=== SET EXERCISE ===
Transcribe the full listing exactly, and drop every picture.

=== ITEMS ===
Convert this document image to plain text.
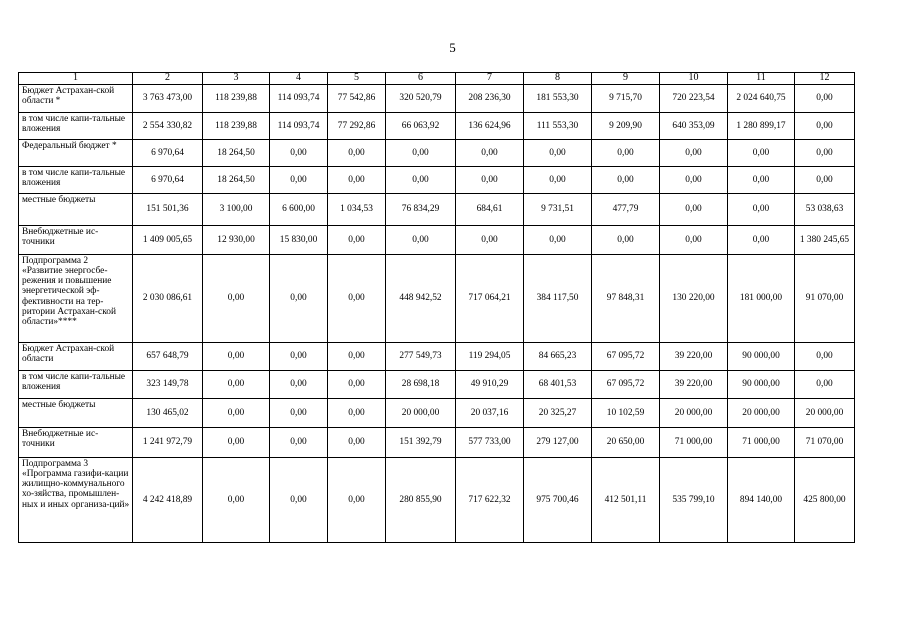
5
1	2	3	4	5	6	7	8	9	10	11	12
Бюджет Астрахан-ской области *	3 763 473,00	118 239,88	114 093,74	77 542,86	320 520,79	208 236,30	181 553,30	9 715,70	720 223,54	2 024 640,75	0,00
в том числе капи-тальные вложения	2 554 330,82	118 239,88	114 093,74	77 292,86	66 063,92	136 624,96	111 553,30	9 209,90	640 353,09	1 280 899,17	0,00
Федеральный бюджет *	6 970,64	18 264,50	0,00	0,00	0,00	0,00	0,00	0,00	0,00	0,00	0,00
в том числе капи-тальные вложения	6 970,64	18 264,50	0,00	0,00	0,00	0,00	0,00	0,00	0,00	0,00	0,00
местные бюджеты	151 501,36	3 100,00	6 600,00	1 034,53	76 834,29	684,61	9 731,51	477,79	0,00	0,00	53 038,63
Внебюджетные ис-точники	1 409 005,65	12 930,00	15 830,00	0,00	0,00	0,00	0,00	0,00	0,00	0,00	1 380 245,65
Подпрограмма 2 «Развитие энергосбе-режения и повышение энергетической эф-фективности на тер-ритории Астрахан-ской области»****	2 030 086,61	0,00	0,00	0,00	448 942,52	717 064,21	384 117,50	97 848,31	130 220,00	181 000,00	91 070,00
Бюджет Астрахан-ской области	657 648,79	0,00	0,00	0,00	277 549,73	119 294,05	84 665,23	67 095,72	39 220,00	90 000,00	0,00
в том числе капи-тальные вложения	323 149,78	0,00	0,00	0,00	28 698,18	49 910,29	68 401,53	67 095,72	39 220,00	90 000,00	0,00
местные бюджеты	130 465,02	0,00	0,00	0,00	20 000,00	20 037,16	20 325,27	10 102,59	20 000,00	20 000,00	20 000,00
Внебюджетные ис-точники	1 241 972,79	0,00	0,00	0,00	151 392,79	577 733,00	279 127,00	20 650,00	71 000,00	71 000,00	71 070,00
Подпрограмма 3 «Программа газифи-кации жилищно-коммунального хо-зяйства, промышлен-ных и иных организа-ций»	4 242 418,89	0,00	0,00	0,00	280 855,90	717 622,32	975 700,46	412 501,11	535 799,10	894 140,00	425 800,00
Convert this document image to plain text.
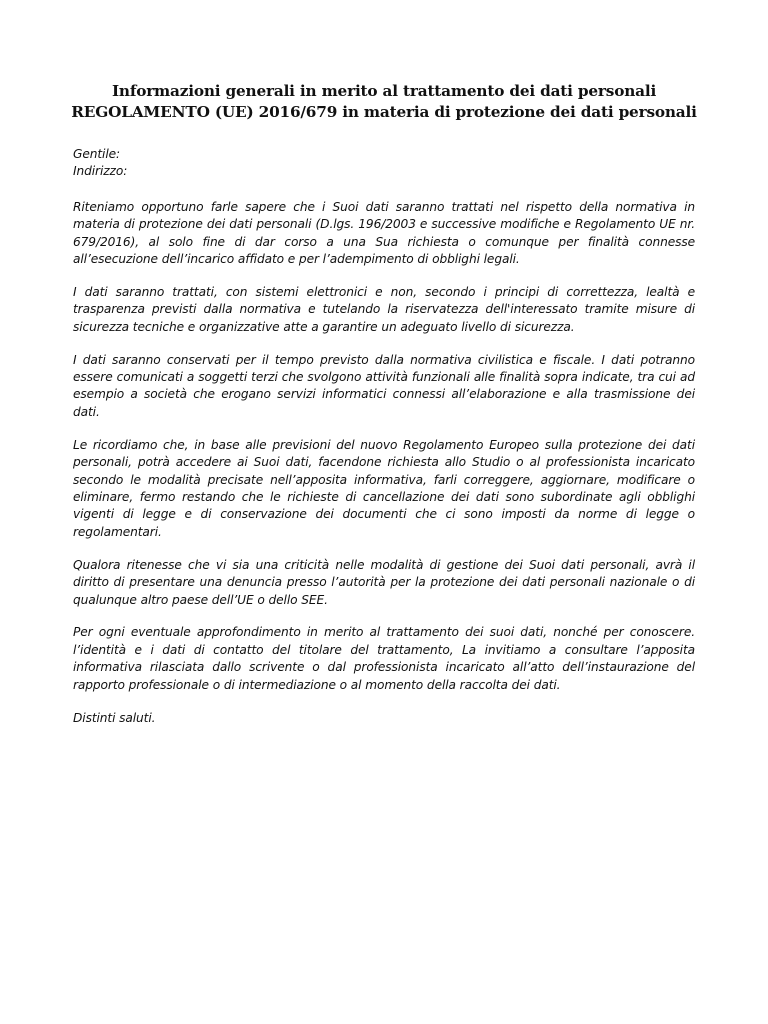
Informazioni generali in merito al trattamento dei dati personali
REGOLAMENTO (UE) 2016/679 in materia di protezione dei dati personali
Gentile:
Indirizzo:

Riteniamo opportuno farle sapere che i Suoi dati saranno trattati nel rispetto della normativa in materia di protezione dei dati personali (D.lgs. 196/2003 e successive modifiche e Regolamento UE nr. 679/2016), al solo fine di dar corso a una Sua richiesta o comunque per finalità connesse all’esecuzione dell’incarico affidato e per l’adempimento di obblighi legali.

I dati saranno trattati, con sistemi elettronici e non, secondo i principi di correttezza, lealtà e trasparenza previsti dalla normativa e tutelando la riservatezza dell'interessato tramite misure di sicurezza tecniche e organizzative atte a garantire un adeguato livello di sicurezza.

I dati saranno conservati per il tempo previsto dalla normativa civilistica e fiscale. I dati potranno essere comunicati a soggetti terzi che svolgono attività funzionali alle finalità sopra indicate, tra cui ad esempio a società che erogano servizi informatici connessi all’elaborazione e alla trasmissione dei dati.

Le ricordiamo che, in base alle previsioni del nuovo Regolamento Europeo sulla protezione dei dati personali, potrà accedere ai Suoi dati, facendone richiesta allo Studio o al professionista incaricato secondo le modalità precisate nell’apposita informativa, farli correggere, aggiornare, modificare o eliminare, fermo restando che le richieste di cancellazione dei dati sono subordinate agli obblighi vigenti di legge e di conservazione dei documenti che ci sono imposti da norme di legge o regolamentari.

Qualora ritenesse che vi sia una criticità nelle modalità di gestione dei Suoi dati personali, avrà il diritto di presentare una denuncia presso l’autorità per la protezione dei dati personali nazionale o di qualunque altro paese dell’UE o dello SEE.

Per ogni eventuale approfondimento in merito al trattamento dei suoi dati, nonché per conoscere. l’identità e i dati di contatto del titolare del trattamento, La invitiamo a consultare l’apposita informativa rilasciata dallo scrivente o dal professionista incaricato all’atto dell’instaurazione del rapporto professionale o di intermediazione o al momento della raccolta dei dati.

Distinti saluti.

=== RESULT ===
Convert this document image to plain text.
5
1	2	3	4	5	6	7	8	9	10	11	12
Бюджет Астрахан-ской области *	3 763 473,00	118 239,88	114 093,74	77 542,86	320 520,79	208 236,30	181 553,30	9 715,70	720 223,54	2 024 640,75	0,00
в том числе капи-тальные вложения	2 554 330,82	118 239,88	114 093,74	77 292,86	66 063,92	136 624,96	111 553,30	9 209,90	640 353,09	1 280 899,17	0,00
Федеральный бюджет *	6 970,64	18 264,50	0,00	0,00	0,00	0,00	0,00	0,00	0,00	0,00	0,00
в том числе капи-тальные вложения	6 970,64	18 264,50	0,00	0,00	0,00	0,00	0,00	0,00	0,00	0,00	0,00
местные бюджеты	151 501,36	3 100,00	6 600,00	1 034,53	76 834,29	684,61	9 731,51	477,79	0,00	0,00	53 038,63
Внебюджетные ис-точники	1 409 005,65	12 930,00	15 830,00	0,00	0,00	0,00	0,00	0,00	0,00	0,00	1 380 245,65
Подпрограмма 2 «Развитие энергосбе-режения и повышение энергетической эф-фективности на тер-ритории Астрахан-ской области»****	2 030 086,61	0,00	0,00	0,00	448 942,52	717 064,21	384 117,50	97 848,31	130 220,00	181 000,00	91 070,00
Бюджет Астрахан-ской области	657 648,79	0,00	0,00	0,00	277 549,73	119 294,05	84 665,23	67 095,72	39 220,00	90 000,00	0,00
в том числе капи-тальные вложения	323 149,78	0,00	0,00	0,00	28 698,18	49 910,29	68 401,53	67 095,72	39 220,00	90 000,00	0,00
местные бюджеты	130 465,02	0,00	0,00	0,00	20 000,00	20 037,16	20 325,27	10 102,59	20 000,00	20 000,00	20 000,00
Внебюджетные ис-точники	1 241 972,79	0,00	0,00	0,00	151 392,79	577 733,00	279 127,00	20 650,00	71 000,00	71 000,00	71 070,00
Подпрограмма 3 «Программа газифи-кации жилищно-коммунального хо-зяйства, промышлен-ных и иных организа-ций»	4 242 418,89	0,00	0,00	0,00	280 855,90	717 622,32	975 700,46	412 501,11	535 799,10	894 140,00	425 800,00
Convert this document image to plain text.
Informazioni generali in merito al trattamento dei dati personali
REGOLAMENTO (UE) 2016/679 in materia di protezione dei dati personali
Gentile:
Indirizzo:

Riteniamo opportuno farle sapere che i Suoi dati saranno trattati nel rispetto della normativa in materia di protezione dei dati personali (D.lgs. 196/2003 e successive modifiche e Regolamento UE nr. 679/2016), al solo fine di dar corso a una Sua richiesta o comunque per finalità connesse all’esecuzione dell’incarico affidato e per l’adempimento di obblighi legali.

I dati saranno trattati, con sistemi elettronici e non, secondo i principi di correttezza, lealtà e trasparenza previsti dalla normativa e tutelando la riservatezza dell'interessato tramite misure di sicurezza tecniche e organizzative atte a garantire un adeguato livello di sicurezza.

I dati saranno conservati per il tempo previsto dalla normativa civilistica e fiscale. I dati potranno essere comunicati a soggetti terzi che svolgono attività funzionali alle finalità sopra indicate, tra cui ad esempio a società che erogano servizi informatici connessi all’elaborazione e alla trasmissione dei dati.

Le ricordiamo che, in base alle previsioni del nuovo Regolamento Europeo sulla protezione dei dati personali, potrà accedere ai Suoi dati, facendone richiesta allo Studio o al professionista incaricato secondo le modalità precisate nell’apposita informativa, farli correggere, aggiornare, modificare o eliminare, fermo restando che le richieste di cancellazione dei dati sono subordinate agli obblighi vigenti di legge e di conservazione dei documenti che ci sono imposti da norme di legge o regolamentari.

Qualora ritenesse che vi sia una criticità nelle modalità di gestione dei Suoi dati personali, avrà il diritto di presentare una denuncia presso l’autorità per la protezione dei dati personali nazionale o di qualunque altro paese dell’UE o dello SEE.

Per ogni eventuale approfondimento in merito al trattamento dei suoi dati, nonché per conoscere. l’identità e i dati di contatto del titolare del trattamento, La invitiamo a consultare l’apposita informativa rilasciata dallo scrivente o dal professionista incaricato all’atto dell’instaurazione del rapporto professionale o di intermediazione o al momento della raccolta dei dati.

Distinti saluti.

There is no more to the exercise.